**DIRECTIVE:**
In the listing below, locate the lines that hold the string "Maharashtra". Copy those lines.

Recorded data
—————

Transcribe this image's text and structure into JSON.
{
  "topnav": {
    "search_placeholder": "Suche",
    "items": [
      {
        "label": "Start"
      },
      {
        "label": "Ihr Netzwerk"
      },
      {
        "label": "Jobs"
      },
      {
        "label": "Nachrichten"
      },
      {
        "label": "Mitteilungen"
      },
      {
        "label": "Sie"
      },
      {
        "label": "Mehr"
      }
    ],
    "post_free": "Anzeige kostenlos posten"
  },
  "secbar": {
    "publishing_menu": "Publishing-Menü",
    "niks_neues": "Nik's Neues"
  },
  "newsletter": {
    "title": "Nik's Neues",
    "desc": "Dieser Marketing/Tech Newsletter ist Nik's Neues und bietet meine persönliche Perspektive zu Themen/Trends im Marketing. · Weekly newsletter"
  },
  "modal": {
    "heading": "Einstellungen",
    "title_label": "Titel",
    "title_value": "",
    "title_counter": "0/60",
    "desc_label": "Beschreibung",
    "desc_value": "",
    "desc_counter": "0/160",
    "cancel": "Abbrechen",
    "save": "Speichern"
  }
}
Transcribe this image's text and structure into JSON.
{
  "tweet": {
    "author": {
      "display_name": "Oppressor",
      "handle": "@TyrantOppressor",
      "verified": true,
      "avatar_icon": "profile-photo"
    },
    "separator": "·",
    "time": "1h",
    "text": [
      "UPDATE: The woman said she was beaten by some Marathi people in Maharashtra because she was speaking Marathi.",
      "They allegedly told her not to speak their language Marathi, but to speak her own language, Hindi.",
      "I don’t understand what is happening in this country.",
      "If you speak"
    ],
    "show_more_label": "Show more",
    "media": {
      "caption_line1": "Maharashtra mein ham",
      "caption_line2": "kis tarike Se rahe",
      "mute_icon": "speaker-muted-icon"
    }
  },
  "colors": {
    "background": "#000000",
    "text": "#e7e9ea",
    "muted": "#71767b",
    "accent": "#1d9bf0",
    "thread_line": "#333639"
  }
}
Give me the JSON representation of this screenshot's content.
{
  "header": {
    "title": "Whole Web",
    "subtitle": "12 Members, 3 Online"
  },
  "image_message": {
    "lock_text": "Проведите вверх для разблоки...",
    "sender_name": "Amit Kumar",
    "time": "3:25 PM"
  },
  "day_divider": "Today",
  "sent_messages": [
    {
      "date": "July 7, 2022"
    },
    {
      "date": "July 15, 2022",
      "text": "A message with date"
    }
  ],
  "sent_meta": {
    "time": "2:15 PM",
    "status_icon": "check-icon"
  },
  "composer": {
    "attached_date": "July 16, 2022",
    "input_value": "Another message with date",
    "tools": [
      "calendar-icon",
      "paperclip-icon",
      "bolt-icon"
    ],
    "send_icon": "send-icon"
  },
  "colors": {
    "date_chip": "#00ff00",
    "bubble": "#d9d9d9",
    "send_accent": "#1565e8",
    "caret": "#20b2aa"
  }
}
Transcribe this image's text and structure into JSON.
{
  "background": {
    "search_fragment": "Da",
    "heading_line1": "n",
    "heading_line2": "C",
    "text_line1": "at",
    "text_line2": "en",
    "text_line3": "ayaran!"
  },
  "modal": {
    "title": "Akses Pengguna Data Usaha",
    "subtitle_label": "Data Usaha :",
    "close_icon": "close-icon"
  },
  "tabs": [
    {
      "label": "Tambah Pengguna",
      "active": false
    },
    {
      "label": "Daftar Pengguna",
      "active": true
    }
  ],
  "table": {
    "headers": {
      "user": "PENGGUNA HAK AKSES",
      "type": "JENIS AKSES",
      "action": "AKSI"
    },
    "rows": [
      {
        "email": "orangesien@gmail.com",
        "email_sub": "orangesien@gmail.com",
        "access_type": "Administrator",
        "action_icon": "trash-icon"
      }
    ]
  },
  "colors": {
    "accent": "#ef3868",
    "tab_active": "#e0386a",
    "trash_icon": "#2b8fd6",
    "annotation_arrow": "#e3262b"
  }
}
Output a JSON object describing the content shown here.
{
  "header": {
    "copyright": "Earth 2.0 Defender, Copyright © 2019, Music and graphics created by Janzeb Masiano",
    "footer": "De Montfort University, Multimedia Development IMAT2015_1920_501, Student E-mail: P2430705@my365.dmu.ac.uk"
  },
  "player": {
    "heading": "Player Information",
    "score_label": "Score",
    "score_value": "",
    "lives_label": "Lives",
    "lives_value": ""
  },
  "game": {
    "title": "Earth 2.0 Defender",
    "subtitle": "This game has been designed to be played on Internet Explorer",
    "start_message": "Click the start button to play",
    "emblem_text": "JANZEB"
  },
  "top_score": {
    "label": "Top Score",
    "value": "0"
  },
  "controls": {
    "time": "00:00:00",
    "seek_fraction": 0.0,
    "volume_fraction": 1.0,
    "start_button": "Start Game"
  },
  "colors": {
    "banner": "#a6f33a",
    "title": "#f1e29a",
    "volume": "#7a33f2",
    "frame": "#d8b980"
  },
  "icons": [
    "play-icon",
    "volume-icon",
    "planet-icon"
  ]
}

—————

**FULL ANSWER:**
      "UPDATE: The woman said she was beaten by some Marathi people in Maharashtra because she was speaking Marathi.",
      "caption_line1": "Maharashtra mein ham",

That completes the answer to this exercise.